▶ **Dataset rows**:
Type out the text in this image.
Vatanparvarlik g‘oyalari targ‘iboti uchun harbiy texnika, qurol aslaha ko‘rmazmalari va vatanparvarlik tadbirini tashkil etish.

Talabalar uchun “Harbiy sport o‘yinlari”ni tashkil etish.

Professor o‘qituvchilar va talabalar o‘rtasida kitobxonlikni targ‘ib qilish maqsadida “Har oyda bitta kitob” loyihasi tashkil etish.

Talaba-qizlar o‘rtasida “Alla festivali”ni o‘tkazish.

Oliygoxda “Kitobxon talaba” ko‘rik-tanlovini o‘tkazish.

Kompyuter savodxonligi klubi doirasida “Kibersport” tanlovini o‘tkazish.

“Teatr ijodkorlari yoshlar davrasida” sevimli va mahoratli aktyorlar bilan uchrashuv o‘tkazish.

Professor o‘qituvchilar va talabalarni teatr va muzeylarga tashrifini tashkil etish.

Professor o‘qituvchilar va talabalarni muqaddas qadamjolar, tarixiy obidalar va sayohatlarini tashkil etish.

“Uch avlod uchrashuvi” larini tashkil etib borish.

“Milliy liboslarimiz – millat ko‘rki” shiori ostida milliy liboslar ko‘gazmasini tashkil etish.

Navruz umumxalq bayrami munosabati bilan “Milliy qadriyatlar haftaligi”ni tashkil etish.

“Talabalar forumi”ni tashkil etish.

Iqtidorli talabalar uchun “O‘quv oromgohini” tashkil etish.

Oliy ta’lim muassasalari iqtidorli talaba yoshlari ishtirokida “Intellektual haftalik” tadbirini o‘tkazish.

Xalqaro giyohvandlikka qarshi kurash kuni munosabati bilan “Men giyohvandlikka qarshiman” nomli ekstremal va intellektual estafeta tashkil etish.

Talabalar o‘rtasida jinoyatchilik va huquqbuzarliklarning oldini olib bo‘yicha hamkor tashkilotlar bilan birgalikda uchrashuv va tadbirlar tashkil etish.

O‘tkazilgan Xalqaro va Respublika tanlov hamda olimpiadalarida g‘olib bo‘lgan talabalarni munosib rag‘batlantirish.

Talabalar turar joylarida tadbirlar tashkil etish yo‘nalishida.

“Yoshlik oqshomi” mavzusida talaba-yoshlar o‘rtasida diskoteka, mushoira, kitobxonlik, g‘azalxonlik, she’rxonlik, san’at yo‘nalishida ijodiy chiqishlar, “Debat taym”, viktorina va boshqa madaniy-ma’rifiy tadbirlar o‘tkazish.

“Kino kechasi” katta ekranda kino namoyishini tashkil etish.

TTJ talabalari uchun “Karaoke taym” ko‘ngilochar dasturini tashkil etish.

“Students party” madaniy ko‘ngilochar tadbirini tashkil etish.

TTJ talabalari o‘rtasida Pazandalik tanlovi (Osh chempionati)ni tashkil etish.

▶ **Directions for this task**:
Write out every line exactly as it stands.

▶ **The result**:
Type out the text in this image.
Vatanparvarlik g‘oyalari targ‘iboti uchun harbiy texnika, qurol aslaha ko‘rmazmalari va vatanparvarlik tadbirini tashkil etish.

Talabalar uchun “Harbiy sport o‘yinlari”ni tashkil etish.

Professor o‘qituvchilar va talabalar o‘rtasida kitobxonlikni targ‘ib qilish maqsadida “Har oyda bitta kitob” loyihasi tashkil etish.

Talaba-qizlar o‘rtasida “Alla festivali”ni o‘tkazish.

Oliygoxda “Kitobxon talaba” ko‘rik-tanlovini o‘tkazish.

Kompyuter savodxonligi klubi doirasida “Kibersport” tanlovini o‘tkazish.

“Teatr ijodkorlari yoshlar davrasida” sevimli va mahoratli aktyorlar bilan uchrashuv o‘tkazish.

Professor o‘qituvchilar va talabalarni teatr va muzeylarga tashrifini tashkil etish.

Professor o‘qituvchilar va talabalarni muqaddas qadamjolar, tarixiy obidalar va sayohatlarini tashkil etish.

“Uch avlod uchrashuvi” larini tashkil etib borish.

“Milliy liboslarimiz – millat ko‘rki” shiori ostida milliy liboslar ko‘gazmasini tashkil etish.

Navruz umumxalq bayrami munosabati bilan “Milliy qadriyatlar haftaligi”ni tashkil etish.

“Talabalar forumi”ni tashkil etish.

Iqtidorli talabalar uchun “O‘quv oromgohini” tashkil etish.

Oliy ta’lim muassasalari iqtidorli talaba yoshlari ishtirokida “Intellektual haftalik” tadbirini o‘tkazish.

Xalqaro giyohvandlikka qarshi kurash kuni munosabati bilan “Men giyohvandlikka qarshiman” nomli ekstremal va intellektual estafeta tashkil etish.

Talabalar o‘rtasida jinoyatchilik va huquqbuzarliklarning oldini olib bo‘yicha hamkor tashkilotlar bilan birgalikda uchrashuv va tadbirlar tashkil etish.

O‘tkazilgan Xalqaro va Respublika tanlov hamda olimpiadalarida g‘olib bo‘lgan talabalarni munosib rag‘batlantirish.

Talabalar turar joylarida tadbirlar tashkil etish yo‘nalishida.

“Yoshlik oqshomi” mavzusida talaba-yoshlar o‘rtasida diskoteka, mushoira, kitobxonlik, g‘azalxonlik, she’rxonlik, san’at yo‘nalishida ijodiy chiqishlar, “Debat taym”, viktorina va boshqa madaniy-ma’rifiy tadbirlar o‘tkazish.

“Kino kechasi” katta ekranda kino namoyishini tashkil etish.

TTJ talabalari uchun “Karaoke taym” ko‘ngilochar dasturini tashkil etish.

“Students party” madaniy ko‘ngilochar tadbirini tashkil etish.

TTJ talabalari o‘rtasida Pazandalik tanlovi (Osh chempionati)ni tashkil etish.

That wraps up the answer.